» **GOAL**
Take the lines from the one with "Extract the structured" through the end of the material below and repeat them exactly, dropping every picture.
------
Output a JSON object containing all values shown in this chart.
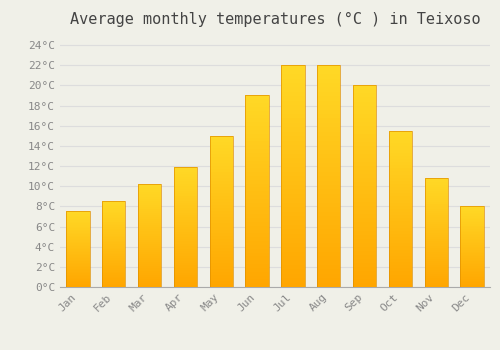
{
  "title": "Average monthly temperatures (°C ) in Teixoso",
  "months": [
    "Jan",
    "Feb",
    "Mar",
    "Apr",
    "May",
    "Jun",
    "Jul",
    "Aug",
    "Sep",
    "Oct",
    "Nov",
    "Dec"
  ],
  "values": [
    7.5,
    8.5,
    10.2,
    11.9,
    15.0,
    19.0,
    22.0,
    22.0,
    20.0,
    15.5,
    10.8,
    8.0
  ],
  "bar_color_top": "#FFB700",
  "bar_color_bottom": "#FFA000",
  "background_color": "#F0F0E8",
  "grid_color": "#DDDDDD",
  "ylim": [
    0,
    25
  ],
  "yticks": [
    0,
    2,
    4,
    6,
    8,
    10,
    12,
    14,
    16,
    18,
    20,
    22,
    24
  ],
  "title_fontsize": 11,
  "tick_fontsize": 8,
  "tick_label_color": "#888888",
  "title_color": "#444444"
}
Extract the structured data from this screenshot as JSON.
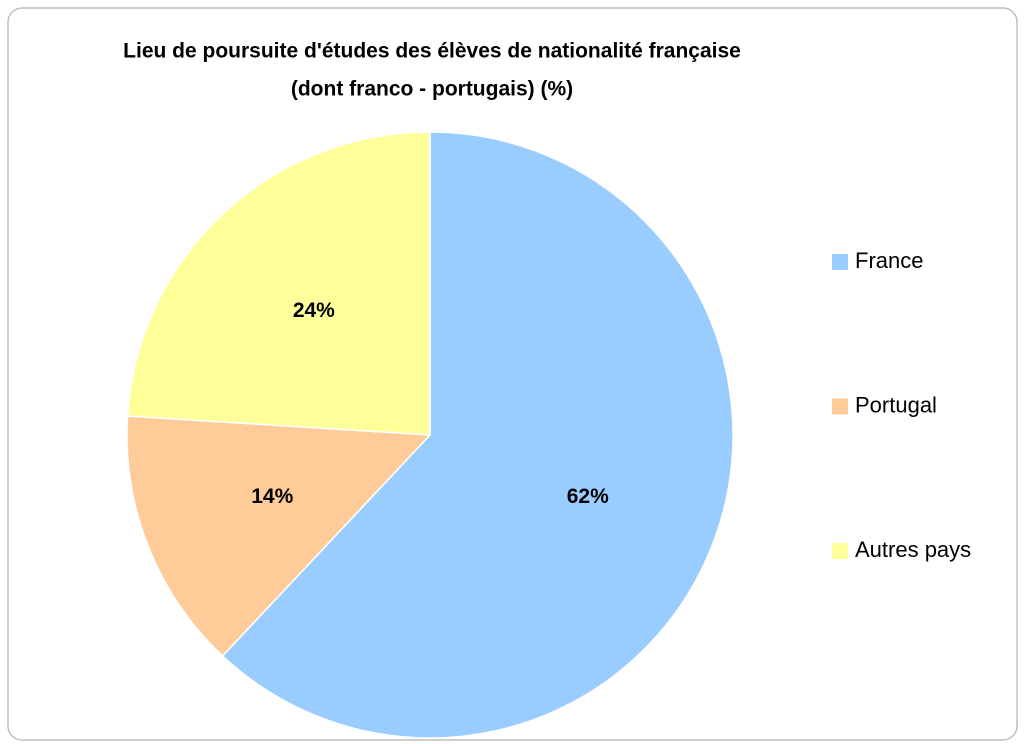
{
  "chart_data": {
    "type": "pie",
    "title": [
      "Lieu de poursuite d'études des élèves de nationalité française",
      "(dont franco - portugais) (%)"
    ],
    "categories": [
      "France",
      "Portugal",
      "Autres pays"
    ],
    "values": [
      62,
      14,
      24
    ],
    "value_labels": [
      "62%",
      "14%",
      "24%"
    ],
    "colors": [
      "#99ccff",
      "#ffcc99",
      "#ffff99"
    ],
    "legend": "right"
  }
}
------
» **ANSWER**
Extract the structured data from this screenshot as JSON.
{
  "chart_data": {
    "type": "pie",
    "title": [
      "Lieu de poursuite d'études des élèves de nationalité française",
      "(dont franco - portugais) (%)"
    ],
    "categories": [
      "France",
      "Portugal",
      "Autres pays"
    ],
    "values": [
      62,
      14,
      24
    ],
    "value_labels": [
      "62%",
      "14%",
      "24%"
    ],
    "colors": [
      "#99ccff",
      "#ffcc99",
      "#ffff99"
    ],
    "legend": "right"
  }
}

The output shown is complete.